- **YOUR TASK**:
Extract and list every line that contains the word "this".
***** SUPPLIED RECORDS *****
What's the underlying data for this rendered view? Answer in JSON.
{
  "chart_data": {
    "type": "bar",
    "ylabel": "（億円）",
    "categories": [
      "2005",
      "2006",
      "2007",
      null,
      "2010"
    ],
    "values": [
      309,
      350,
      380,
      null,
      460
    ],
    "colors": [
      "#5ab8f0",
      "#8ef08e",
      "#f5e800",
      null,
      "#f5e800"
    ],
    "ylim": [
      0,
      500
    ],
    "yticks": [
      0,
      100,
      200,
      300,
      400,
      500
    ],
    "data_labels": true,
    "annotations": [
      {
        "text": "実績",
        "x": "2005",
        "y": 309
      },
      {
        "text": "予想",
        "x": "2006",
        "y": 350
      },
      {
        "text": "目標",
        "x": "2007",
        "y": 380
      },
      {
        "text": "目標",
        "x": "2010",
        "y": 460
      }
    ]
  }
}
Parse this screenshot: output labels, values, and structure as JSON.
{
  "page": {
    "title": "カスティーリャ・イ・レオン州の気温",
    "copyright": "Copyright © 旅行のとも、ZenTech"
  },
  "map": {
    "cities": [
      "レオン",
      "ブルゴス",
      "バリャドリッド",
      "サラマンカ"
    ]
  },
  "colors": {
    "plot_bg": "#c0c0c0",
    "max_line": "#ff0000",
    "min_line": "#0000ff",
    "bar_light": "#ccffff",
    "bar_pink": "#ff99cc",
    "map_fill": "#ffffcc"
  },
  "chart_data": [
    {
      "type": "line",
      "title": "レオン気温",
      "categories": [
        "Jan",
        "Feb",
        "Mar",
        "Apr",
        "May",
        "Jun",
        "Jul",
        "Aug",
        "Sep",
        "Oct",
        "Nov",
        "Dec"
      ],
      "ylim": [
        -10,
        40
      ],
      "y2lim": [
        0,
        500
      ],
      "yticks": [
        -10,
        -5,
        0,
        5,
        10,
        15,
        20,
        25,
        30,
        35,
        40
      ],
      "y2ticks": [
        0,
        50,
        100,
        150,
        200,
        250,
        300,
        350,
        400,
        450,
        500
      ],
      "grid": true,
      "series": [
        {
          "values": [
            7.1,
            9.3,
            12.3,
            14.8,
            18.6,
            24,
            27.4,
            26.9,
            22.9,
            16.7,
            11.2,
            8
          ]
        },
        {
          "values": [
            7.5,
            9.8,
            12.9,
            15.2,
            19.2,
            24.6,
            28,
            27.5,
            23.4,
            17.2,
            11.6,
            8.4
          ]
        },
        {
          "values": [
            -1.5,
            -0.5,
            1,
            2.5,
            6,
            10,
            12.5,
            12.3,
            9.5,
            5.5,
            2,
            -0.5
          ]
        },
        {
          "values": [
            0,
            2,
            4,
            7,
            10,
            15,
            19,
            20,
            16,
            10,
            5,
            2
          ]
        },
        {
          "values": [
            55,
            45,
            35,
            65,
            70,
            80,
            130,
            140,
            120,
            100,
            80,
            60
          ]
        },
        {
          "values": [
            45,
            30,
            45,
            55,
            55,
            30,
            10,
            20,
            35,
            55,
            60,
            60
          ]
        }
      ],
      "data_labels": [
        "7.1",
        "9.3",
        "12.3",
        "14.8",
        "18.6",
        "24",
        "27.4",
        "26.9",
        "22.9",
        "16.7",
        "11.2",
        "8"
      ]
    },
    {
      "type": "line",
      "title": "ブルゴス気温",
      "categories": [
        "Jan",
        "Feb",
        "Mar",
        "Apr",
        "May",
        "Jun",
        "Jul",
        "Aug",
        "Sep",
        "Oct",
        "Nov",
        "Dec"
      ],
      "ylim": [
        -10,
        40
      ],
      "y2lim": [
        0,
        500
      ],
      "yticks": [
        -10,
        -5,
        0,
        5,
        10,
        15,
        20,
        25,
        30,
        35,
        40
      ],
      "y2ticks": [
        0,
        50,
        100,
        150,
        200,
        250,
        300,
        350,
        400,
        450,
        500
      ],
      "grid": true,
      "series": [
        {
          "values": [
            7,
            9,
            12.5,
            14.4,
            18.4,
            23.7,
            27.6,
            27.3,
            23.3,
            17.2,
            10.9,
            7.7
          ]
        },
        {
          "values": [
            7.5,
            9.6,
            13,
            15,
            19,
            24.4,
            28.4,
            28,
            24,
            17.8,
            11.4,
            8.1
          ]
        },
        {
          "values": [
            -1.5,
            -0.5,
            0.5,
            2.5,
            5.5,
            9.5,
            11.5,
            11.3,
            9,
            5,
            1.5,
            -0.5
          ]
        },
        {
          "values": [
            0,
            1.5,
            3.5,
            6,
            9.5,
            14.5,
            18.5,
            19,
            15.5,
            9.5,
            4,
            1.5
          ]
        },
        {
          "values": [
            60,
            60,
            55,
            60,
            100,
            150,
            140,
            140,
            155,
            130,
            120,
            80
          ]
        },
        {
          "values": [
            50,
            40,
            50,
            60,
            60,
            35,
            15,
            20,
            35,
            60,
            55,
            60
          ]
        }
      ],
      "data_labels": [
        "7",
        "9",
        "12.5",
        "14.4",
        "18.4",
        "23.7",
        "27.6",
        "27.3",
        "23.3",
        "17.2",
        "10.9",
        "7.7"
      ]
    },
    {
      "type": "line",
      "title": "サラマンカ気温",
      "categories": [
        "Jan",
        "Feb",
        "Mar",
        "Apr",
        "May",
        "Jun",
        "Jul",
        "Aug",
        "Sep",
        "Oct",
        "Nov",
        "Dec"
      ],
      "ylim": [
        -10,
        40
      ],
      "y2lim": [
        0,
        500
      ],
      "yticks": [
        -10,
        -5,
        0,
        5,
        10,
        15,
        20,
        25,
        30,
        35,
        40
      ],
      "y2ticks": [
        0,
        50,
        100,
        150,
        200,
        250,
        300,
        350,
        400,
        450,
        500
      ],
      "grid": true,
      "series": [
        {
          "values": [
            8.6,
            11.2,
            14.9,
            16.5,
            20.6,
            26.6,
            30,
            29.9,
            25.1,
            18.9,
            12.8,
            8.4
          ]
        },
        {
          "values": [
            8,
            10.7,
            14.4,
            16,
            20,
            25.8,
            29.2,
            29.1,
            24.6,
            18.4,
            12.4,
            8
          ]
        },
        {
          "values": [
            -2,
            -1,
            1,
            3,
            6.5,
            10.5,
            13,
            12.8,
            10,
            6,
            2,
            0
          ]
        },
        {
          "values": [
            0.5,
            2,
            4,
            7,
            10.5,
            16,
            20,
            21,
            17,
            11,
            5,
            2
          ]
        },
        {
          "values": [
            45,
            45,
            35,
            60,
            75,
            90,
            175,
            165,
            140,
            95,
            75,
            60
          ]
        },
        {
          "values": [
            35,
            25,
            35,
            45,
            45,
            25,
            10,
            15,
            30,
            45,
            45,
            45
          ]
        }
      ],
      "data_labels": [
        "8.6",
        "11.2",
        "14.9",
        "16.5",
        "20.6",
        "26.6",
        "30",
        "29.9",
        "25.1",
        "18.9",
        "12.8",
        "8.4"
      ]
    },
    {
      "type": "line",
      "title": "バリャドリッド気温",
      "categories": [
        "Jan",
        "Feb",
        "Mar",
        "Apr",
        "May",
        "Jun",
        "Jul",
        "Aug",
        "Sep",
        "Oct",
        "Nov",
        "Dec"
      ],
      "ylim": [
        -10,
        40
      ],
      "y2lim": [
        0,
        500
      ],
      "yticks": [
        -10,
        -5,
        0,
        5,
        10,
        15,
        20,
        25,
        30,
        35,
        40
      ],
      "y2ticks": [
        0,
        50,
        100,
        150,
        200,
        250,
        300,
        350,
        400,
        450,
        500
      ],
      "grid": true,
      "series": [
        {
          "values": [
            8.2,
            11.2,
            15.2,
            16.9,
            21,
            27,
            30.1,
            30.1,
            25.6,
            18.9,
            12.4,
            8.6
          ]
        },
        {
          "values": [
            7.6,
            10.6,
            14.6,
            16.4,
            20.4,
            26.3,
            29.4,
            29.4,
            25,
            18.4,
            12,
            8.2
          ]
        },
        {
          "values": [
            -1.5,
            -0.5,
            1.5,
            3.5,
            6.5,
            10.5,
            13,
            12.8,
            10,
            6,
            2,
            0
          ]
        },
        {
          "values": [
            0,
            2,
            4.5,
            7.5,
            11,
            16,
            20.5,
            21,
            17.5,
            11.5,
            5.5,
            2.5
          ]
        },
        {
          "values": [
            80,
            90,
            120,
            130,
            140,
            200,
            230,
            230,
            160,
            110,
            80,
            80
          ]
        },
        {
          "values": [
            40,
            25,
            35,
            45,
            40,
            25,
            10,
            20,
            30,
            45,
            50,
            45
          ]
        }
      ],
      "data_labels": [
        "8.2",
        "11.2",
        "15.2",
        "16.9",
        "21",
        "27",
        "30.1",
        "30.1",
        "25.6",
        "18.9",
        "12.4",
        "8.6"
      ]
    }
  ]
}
*****
- **OUTPUT OF THE EXERCISE**:
What's the underlying data for this rendered view? Answer in JSON.
Parse this screenshot: output labels, values, and structure as JSON.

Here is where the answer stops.